• _Problem to work on_: Reproduce the stretch of the writing-advice text from "6. Let there" through "wrong or obsolete.".

• _Page_:
━━━━
There’s a scene in the movie “Men in Black 3” where the young alien-fighting Agent K (Josh Brolin) stops by a diner for a piece of pie in the midst of an action-packed and perilous intergalactic melee. His partner played by Will Smith is offended that he would stop the pressing mission just to enjoy a homemade confection. But of course, while Agent K is eating the pie and talking about other things besides aliens, the two happen to connect the dots they need to resolve their problem. As Agent K says:

My grandaddy always said: “If you got a problem you can’t solve, it helps to get out of your head.” Pie. It’s good.

For some of you, that might mean taking a walk or exercising, but I sometimes wonder if there really is a deep truth behind the word “brain food.” Stopping to grab a small snack helps me relax, reenergize and come up with new ideas.

You never know what you might bump in to by taking a small break. Recently, I was having trouble coming up with an idea for a novel, but instead of looking at my screen all day or distracting myself with other work, I decided to leave my desk and spend some quality time with some relatives. A conversation that transpired gave me a very actionable idea. You never know where inspiration will hit you, but it can be hard to find it in front of a computer screen. Take a walk. Eat some pie. Whatever it takes.

5. Use a voice recorder

Many great writers in history, including Mark Twain, used scribes or transcriptionists to write whatever they said. You might not be rich enough to have a personal secretary follow you around and record your dictation, but what you can do is buy a cheap voice recorder from Walmart.

Our minds think differently when we’re speaking than when we’re writing, so this can be a good exercise. It doesn’t mean you have to commit to dictating your entire novel, but if you are stuck with writer’s block, dictating a scene or a chapter might help you get unstuck.

You might be surprised by how much it helps your novel to read it aloud. It can help give a voice to your writing that is sometimes missing when you’re typing in silence. You’ll be more aware of what words and phrases have a good sound and which sound awkward. In fact, I’ve heard experts suggest that every writer should read their work aloud at some point, especially after completing a first draft, because it allows you to catch things you would not normally notice.

As far as the technical side to this goes, I suggest buying a real voice recorder and not relying on a smartphone or computer. This might seem old-fashioned in a society where smartphones have made many other devices obsolete, but a dedicated voice recorder is still more reliable than a smartphone app. With a voice recorder, you hit record, and a red light comes on. You hit it again, and it goes off. Easy. Simple. Reliable. You never know what a touchy-feely smartphone is going to pull on you. I learned this in my journalism days, so be warned!

One more thing about using a voice recorder: You can transcribe the dictation yourself using any number of computer apps made for this purpose. Some of the apps will even transcribe automatically, leaving you the task of simply fixing the computer’s mistakes. If you’re just too lazy or don’t have time for all that, there are a number of affordable paid services online that will do this for you.

6. Let there be gaps

It never fails that one day, you’ll open up your manuscript only to feel stuck in the middle of a confusing story, and you’re worried that whatever you write might contradict what you’ve already written. Maybe you’ve lost track of some minor subplot. Maybe you do remember everything that’s going on in your story but want to change directions, meaning much of what you’ve already written is now wrong or obsolete.

Faced with these daunting scenarios, many aspiring novelists will stare at their computer screen for ten minutes, sip some coffee, and then find something else to do besides write. The reason for this is that it is extremely difficult psychologically to start working on a project of which we can’t see the end. It’s going to take so long and be so hard, why even start right now? That’s the vicious cycle of procrastination.
━━━━
• _Stored data_:
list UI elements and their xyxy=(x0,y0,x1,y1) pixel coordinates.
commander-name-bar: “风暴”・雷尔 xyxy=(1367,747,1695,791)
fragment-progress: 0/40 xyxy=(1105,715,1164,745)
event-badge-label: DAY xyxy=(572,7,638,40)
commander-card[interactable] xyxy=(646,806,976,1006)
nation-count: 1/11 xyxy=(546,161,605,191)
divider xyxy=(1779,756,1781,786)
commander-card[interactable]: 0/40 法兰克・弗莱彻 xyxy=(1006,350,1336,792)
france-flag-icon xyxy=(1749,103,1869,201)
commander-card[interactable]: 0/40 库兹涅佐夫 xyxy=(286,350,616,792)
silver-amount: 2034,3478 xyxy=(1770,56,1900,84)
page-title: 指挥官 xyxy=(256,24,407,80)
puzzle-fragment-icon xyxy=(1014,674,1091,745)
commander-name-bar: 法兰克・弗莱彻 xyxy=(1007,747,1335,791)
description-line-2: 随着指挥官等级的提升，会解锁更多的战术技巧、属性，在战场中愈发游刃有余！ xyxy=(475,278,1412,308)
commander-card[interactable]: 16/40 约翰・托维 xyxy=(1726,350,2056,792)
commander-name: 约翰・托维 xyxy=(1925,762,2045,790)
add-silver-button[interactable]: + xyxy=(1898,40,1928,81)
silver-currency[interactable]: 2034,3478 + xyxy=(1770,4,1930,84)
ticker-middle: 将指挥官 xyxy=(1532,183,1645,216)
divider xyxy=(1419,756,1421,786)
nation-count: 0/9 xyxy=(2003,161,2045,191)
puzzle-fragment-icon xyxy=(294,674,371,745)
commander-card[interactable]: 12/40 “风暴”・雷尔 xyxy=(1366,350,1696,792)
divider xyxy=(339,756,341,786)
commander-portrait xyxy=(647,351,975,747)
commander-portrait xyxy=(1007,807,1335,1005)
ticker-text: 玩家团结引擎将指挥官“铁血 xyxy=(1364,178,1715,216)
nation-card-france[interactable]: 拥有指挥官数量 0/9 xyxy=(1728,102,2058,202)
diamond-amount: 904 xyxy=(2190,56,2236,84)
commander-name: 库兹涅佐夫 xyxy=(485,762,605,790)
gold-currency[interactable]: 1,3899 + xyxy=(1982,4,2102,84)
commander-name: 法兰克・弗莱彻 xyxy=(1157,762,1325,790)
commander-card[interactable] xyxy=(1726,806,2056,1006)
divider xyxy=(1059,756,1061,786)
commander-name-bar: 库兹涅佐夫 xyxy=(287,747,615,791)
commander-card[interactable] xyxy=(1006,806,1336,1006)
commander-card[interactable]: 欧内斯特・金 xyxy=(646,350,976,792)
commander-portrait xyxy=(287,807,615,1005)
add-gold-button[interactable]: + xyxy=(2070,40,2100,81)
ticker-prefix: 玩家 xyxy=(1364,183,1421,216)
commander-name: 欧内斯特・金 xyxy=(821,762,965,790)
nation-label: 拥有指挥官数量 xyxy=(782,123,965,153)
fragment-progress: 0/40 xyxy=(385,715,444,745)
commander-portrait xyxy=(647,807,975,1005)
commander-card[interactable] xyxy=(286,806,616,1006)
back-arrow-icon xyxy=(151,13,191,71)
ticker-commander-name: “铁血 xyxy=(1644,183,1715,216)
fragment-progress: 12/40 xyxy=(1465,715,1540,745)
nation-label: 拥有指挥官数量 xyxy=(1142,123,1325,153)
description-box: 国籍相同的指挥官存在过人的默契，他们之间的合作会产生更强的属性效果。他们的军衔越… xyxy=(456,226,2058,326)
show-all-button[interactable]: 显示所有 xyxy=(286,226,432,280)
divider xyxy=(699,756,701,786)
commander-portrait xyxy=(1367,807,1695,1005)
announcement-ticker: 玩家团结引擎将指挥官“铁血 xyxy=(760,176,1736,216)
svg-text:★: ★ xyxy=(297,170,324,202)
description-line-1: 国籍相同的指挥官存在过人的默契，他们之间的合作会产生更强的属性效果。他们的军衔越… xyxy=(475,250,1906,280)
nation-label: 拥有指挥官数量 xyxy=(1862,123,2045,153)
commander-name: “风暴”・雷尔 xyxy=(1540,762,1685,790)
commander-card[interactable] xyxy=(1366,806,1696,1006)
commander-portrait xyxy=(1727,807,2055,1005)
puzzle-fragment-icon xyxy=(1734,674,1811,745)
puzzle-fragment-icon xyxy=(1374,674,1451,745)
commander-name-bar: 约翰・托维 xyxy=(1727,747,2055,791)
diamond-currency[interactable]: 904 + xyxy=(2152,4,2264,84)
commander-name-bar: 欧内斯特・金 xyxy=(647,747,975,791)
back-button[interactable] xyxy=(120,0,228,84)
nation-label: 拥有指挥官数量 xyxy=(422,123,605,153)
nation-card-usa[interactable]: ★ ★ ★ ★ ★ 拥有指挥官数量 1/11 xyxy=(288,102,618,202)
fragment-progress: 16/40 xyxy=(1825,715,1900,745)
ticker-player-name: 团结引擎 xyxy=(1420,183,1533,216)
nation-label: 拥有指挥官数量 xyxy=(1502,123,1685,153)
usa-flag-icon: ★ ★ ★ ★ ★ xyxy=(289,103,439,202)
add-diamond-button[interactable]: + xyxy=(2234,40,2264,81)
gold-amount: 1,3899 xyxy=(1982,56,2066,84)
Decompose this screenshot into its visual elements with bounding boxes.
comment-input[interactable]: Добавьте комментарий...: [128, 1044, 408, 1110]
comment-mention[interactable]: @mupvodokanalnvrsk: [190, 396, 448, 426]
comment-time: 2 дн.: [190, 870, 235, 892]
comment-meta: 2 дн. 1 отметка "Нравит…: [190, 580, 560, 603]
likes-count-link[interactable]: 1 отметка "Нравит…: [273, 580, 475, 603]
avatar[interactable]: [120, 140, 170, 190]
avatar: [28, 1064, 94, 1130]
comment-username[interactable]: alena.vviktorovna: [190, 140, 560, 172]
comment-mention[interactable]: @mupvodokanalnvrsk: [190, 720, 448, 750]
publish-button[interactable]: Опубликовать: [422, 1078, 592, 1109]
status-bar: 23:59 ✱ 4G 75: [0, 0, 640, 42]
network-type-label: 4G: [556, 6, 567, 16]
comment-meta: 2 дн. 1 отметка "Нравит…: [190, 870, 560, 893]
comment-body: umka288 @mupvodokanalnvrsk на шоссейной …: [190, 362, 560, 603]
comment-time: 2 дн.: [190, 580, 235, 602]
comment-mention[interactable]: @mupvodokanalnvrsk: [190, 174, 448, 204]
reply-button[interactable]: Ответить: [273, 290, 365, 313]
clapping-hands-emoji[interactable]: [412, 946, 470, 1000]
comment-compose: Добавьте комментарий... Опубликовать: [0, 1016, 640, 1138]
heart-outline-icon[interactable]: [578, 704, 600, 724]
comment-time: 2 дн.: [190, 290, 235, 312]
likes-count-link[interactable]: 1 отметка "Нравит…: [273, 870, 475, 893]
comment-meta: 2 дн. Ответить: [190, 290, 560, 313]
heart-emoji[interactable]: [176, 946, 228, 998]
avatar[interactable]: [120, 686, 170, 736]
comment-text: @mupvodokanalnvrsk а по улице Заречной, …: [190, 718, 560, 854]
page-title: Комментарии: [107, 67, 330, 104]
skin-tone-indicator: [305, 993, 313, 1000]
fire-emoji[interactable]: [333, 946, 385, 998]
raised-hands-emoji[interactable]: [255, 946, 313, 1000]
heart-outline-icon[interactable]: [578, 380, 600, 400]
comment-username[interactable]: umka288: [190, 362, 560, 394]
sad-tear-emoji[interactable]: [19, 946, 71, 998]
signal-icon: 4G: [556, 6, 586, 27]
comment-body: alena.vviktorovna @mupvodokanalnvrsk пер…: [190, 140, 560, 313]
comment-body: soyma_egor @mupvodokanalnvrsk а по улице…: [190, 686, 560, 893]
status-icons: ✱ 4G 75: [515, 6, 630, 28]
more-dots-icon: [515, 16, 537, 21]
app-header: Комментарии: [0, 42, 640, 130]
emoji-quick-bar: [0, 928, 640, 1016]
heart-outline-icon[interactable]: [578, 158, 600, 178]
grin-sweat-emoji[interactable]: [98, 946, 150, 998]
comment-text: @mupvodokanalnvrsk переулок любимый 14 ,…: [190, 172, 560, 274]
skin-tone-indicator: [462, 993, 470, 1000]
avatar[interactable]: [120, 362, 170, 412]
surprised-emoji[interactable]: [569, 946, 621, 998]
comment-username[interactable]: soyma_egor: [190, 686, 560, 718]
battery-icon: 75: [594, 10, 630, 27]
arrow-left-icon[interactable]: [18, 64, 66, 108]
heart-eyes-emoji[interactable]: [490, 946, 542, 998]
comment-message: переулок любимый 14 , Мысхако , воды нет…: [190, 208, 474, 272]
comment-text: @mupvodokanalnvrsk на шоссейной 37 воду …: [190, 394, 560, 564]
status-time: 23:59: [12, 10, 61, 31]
━━━━
• _Result of this task_:
6. Let there be gaps

It never fails that one day, you’ll open up your manuscript only to feel stuck in the middle of a confusing story, and you’re worried that whatever you write might contradict what you’ve already written. Maybe you’ve lost track of some minor subplot. Maybe you do remember everything that’s going on in your story but want to change directions, meaning much of what you’ve already written is now wrong or obsolete.